▼▼▼

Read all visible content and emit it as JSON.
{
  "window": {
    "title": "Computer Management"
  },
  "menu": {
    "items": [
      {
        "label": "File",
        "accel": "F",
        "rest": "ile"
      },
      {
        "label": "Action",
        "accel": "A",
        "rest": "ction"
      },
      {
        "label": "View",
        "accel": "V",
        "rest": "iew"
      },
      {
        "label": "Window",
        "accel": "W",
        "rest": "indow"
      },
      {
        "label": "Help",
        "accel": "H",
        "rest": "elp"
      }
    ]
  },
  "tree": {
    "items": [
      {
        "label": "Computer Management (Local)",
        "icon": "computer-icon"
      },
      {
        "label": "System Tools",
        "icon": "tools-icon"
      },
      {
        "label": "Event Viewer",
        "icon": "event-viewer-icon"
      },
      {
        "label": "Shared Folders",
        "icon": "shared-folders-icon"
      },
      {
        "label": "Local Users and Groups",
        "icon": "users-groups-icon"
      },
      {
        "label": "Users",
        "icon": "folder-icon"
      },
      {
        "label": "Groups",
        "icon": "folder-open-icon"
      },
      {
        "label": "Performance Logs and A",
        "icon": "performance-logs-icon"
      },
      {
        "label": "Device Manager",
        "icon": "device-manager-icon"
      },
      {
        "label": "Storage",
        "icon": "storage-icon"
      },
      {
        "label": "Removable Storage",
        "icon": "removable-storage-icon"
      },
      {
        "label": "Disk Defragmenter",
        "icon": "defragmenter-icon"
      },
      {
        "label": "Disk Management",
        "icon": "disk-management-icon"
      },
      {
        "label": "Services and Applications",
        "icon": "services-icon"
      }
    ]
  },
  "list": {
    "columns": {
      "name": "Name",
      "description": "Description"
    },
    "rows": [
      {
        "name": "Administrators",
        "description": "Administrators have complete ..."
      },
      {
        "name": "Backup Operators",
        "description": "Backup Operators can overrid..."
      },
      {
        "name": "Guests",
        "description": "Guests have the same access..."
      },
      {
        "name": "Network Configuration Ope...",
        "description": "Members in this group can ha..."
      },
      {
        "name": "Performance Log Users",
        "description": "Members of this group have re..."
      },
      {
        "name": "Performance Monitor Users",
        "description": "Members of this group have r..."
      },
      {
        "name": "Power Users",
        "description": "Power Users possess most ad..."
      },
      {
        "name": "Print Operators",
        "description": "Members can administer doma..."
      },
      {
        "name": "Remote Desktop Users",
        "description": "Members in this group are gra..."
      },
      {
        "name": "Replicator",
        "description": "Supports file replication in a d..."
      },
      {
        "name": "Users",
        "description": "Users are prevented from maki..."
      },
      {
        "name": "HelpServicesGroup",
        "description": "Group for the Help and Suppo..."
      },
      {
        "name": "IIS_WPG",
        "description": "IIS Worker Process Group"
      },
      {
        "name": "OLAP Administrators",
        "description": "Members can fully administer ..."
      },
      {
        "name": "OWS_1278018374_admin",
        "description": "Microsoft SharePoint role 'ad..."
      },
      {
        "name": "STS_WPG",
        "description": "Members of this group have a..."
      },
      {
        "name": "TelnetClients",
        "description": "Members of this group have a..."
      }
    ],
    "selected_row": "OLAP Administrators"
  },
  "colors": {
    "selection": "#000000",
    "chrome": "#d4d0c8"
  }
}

▲▲▲

■ **To be done**:
Copy every line in the entries above that has the string "accel" in it.

■ **Response to the exercise**:
        "accel": "F",
        "accel": "A",
        "accel": "V",
        "accel": "W",
        "accel": "H",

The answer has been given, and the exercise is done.